▸ PROBLEM TO WORK ON
In the records below, find each line with the word "Validation" and copy it.

[Begin DATA SUPPLIED]

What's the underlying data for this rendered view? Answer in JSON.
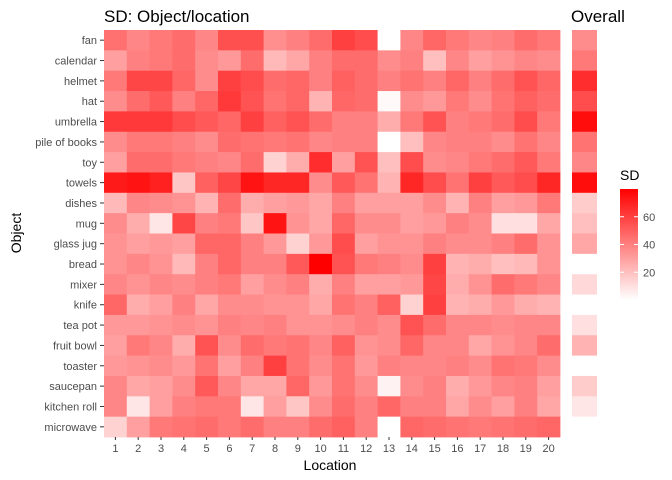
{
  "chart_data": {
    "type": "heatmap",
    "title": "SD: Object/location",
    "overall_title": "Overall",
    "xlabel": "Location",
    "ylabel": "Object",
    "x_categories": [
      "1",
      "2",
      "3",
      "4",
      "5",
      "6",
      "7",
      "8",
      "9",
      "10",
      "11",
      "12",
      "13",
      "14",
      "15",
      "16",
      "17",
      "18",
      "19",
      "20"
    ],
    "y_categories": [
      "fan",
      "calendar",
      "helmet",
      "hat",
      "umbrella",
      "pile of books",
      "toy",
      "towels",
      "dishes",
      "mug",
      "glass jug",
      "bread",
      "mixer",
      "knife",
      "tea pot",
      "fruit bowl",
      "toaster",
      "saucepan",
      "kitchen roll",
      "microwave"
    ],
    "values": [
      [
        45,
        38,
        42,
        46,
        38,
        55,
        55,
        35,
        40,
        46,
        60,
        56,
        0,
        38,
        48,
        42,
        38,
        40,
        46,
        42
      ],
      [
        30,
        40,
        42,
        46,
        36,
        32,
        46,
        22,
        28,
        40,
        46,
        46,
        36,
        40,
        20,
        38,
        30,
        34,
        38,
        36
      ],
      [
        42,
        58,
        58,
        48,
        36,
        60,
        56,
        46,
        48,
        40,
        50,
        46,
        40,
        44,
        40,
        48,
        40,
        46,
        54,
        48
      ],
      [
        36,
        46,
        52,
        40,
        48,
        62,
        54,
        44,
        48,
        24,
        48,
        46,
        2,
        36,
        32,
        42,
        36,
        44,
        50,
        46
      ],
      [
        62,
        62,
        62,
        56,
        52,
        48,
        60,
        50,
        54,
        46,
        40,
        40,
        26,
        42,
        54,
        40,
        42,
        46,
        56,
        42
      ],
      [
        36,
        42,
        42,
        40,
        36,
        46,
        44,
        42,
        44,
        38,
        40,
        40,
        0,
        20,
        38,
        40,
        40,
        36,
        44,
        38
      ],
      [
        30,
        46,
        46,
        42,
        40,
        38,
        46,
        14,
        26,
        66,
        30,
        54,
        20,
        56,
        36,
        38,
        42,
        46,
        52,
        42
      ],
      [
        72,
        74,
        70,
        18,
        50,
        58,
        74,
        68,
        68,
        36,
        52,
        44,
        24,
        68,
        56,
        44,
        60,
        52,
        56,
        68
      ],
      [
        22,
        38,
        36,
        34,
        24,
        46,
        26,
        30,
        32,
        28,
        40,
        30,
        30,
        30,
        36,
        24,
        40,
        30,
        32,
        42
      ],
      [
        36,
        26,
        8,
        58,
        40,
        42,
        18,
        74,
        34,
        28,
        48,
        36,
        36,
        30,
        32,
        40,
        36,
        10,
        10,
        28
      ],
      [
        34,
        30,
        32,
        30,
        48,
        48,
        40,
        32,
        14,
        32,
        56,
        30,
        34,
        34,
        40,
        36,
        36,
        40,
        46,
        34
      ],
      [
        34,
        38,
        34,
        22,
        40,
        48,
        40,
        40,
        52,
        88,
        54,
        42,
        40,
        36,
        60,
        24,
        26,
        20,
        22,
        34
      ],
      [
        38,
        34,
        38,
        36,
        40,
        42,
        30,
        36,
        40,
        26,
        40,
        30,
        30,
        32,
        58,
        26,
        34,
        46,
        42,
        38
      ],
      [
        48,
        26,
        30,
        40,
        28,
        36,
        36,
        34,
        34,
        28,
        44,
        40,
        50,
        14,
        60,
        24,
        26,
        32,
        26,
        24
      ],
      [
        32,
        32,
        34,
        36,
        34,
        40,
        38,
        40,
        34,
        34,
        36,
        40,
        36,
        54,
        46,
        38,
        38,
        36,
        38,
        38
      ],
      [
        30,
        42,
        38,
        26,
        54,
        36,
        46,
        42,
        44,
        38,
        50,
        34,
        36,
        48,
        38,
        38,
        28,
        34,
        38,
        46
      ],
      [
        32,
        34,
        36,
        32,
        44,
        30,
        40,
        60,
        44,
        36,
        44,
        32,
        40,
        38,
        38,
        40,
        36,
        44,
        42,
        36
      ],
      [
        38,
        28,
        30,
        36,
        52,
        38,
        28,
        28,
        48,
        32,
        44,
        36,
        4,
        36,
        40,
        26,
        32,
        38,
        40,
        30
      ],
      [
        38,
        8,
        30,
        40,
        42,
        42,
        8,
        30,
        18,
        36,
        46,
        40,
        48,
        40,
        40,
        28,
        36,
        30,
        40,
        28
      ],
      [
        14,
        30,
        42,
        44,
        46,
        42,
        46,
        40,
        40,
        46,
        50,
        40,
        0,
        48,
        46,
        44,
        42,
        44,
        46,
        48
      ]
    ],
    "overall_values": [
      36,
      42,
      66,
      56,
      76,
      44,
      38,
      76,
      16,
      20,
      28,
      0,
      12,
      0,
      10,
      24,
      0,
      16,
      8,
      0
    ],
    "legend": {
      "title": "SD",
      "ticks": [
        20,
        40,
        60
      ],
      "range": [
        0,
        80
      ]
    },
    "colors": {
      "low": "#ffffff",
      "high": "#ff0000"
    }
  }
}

[End DATA SUPPLIED]
[Begin DATA SUPPLIED]

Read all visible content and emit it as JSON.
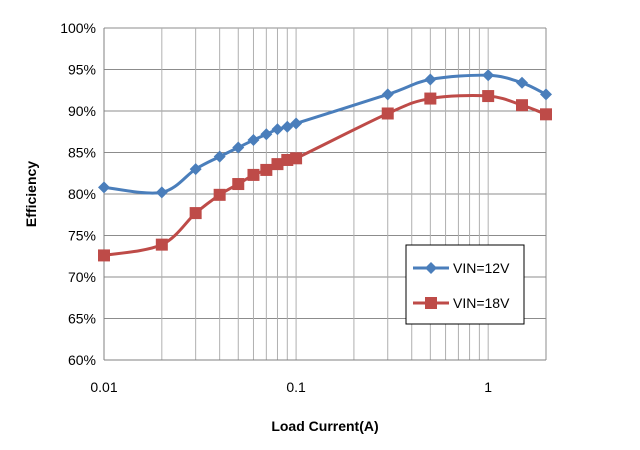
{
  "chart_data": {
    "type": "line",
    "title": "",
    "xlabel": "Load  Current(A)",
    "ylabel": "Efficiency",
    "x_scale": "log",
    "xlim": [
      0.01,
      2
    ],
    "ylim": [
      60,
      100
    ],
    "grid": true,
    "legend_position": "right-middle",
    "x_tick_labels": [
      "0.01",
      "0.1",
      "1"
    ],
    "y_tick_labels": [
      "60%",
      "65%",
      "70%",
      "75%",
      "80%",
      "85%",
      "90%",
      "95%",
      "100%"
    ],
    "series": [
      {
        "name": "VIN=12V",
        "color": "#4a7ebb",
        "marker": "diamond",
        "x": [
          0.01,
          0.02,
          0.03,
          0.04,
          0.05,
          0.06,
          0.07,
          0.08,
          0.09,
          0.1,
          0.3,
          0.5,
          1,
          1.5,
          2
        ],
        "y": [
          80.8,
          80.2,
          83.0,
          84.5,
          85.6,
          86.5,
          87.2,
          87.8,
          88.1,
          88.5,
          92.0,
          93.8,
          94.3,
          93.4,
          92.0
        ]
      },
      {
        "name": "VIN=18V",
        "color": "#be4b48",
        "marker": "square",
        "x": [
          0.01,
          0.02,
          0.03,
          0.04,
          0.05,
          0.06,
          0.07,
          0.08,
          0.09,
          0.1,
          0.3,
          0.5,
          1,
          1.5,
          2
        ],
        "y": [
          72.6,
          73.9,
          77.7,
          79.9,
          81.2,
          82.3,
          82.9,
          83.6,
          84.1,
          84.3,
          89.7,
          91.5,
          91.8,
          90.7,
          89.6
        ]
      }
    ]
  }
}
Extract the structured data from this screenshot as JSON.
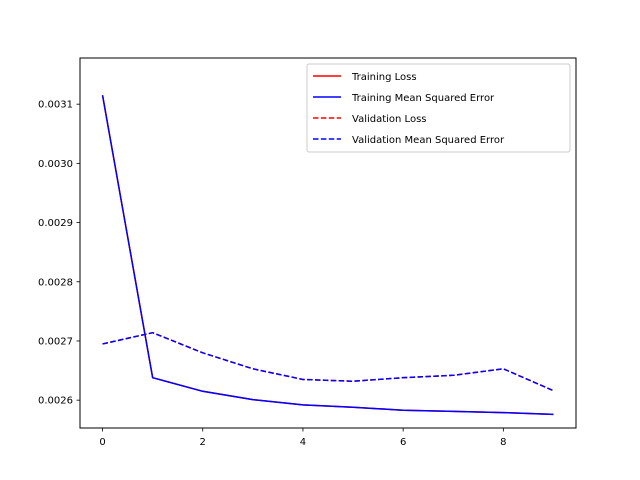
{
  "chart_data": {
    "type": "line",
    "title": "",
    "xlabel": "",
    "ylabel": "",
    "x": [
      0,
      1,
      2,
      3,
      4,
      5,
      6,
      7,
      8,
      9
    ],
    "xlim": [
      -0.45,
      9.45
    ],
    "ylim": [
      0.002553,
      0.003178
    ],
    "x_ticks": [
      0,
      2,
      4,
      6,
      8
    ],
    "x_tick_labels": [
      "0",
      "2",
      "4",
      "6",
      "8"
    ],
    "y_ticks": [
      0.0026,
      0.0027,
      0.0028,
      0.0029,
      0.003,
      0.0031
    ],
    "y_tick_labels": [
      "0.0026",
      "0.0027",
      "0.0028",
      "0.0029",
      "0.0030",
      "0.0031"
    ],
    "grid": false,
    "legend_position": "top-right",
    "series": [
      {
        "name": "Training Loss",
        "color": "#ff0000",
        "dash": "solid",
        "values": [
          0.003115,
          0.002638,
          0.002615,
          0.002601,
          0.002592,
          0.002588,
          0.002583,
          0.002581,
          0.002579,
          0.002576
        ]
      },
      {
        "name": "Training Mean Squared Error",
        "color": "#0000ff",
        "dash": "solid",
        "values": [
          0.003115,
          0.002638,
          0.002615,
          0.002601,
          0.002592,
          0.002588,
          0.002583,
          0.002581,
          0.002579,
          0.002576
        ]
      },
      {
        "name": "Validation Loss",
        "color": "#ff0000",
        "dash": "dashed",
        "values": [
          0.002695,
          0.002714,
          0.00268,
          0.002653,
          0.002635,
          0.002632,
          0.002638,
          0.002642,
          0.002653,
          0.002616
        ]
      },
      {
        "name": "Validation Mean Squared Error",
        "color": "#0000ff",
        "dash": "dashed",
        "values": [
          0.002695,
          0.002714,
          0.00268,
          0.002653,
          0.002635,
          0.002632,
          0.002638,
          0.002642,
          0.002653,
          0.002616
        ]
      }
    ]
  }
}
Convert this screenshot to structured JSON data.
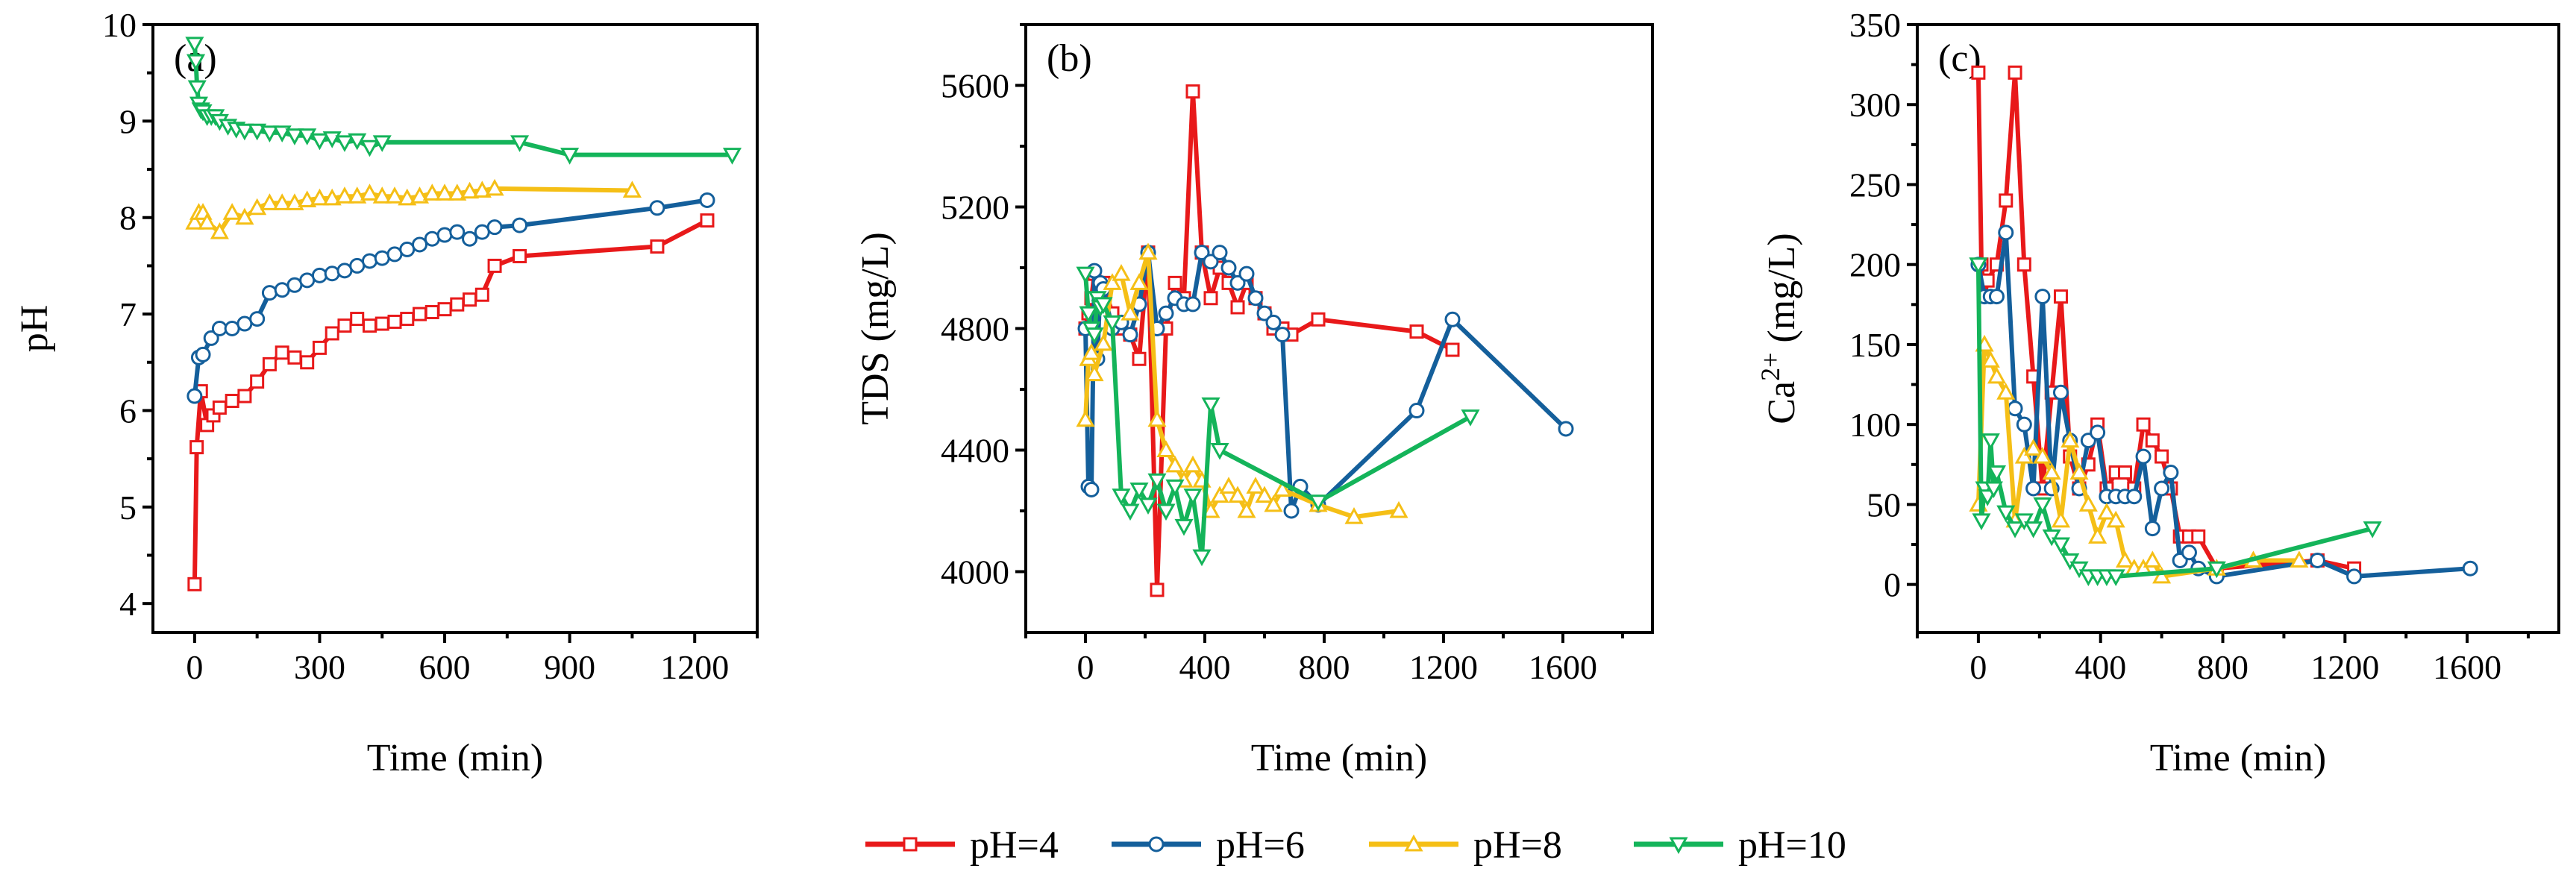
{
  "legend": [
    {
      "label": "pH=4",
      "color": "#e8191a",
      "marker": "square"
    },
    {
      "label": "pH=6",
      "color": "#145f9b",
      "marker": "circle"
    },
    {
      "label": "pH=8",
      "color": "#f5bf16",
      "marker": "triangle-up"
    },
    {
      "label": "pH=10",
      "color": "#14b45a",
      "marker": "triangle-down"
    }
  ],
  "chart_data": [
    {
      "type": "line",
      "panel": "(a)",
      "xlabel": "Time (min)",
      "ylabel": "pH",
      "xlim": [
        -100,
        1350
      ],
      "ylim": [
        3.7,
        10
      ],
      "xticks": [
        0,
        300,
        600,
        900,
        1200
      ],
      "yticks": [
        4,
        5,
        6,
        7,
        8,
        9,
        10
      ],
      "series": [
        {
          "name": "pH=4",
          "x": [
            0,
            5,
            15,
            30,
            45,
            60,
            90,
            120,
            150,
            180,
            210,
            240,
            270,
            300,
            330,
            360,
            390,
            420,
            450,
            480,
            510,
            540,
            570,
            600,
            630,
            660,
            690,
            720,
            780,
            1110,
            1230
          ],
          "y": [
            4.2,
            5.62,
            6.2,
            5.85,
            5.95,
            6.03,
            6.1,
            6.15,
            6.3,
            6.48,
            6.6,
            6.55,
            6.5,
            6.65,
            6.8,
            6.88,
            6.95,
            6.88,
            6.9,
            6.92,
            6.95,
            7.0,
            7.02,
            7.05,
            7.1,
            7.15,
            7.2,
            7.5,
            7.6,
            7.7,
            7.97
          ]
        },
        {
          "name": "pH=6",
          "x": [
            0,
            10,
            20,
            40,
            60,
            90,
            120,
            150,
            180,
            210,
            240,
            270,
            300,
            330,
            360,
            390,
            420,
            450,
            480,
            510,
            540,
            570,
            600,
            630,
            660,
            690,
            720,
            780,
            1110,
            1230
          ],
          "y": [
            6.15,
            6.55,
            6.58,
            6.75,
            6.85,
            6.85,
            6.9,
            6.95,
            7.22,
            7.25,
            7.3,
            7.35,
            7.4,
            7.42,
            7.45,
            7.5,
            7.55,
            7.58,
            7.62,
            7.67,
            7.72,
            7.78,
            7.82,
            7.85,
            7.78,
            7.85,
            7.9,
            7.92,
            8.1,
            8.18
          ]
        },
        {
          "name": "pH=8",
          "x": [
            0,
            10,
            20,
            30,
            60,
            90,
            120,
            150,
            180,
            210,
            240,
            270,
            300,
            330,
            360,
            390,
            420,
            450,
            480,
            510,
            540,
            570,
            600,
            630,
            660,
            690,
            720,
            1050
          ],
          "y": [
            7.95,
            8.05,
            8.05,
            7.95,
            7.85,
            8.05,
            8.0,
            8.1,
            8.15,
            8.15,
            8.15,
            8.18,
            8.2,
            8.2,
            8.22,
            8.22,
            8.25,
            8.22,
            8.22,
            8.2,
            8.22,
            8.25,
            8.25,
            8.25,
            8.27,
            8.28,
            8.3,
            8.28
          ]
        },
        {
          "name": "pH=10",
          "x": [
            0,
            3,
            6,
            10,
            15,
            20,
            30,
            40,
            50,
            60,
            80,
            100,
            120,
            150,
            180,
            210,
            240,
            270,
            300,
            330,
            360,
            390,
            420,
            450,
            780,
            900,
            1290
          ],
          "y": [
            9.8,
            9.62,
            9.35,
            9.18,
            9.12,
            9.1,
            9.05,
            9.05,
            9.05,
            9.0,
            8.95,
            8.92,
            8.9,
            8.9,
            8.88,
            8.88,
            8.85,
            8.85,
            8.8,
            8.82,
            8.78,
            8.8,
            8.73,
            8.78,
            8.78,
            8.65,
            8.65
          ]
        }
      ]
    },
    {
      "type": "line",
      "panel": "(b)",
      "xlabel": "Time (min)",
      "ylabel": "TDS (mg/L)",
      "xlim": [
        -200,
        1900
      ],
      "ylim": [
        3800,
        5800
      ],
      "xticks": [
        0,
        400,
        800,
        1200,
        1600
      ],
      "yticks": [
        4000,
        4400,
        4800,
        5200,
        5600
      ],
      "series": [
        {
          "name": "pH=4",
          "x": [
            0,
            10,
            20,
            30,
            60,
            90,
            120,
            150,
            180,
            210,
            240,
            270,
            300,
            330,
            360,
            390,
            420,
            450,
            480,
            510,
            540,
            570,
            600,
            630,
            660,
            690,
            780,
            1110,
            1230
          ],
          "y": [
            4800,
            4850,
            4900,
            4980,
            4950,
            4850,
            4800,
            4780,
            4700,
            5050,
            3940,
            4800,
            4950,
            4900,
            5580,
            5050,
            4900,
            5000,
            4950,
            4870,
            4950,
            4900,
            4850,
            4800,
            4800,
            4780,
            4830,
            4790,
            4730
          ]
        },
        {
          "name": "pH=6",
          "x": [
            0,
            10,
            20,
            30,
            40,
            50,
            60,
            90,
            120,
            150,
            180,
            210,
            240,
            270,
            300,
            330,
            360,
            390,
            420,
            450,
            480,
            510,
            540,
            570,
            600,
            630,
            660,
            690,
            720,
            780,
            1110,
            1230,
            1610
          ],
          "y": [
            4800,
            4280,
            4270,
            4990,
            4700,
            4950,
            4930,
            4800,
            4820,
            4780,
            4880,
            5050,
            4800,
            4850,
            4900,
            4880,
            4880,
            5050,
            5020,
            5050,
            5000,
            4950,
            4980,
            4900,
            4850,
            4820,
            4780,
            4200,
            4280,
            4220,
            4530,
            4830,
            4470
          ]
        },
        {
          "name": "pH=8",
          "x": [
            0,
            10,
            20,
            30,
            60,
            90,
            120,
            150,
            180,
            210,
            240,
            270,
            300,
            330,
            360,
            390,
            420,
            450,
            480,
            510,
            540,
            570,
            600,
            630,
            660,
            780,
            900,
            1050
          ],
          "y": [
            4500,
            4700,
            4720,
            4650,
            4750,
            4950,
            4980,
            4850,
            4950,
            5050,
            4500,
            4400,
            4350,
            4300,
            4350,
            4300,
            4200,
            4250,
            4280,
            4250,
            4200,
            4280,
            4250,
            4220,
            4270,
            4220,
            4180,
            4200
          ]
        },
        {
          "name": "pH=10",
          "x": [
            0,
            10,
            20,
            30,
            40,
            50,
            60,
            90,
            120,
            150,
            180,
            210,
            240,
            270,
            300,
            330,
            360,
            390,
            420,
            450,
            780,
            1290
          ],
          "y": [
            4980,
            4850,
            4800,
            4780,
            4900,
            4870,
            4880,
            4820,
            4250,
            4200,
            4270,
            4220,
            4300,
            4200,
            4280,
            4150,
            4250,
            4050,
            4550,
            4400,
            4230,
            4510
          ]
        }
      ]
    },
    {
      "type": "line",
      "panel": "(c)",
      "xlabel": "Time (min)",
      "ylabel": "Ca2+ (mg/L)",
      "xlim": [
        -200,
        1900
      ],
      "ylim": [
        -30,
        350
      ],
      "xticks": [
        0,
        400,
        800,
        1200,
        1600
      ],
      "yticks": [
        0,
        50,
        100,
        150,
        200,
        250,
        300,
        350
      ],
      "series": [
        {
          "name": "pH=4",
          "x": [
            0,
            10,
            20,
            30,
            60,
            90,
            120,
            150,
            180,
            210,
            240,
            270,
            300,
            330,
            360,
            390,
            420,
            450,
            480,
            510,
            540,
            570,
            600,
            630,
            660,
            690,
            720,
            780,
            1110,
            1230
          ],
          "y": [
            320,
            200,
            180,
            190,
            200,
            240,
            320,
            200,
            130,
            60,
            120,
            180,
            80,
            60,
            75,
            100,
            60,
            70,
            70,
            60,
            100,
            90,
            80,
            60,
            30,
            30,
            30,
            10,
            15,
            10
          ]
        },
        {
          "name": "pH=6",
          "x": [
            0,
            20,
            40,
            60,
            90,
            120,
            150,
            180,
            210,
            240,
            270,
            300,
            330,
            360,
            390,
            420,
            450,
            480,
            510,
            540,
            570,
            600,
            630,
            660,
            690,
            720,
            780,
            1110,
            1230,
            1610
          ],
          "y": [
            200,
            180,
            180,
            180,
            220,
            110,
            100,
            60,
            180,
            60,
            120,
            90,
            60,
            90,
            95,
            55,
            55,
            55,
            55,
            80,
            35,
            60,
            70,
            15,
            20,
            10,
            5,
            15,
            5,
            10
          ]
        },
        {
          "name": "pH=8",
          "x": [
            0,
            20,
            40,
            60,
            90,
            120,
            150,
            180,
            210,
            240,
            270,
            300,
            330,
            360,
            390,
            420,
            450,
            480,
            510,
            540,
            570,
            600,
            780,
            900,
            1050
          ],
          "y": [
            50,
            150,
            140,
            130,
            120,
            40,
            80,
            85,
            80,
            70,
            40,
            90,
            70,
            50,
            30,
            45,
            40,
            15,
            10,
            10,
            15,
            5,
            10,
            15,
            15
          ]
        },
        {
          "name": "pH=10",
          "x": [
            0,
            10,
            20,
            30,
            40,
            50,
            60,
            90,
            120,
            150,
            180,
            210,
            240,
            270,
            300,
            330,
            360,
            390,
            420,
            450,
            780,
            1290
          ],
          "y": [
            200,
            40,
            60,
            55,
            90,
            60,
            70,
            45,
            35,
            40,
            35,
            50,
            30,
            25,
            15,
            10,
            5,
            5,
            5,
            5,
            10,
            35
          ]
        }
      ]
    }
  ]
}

[End DATA SUPPLIED]

▸ TASK OUTPUT
        "name": "Validation Loss",
        "name": "Validation Mean Squared Error",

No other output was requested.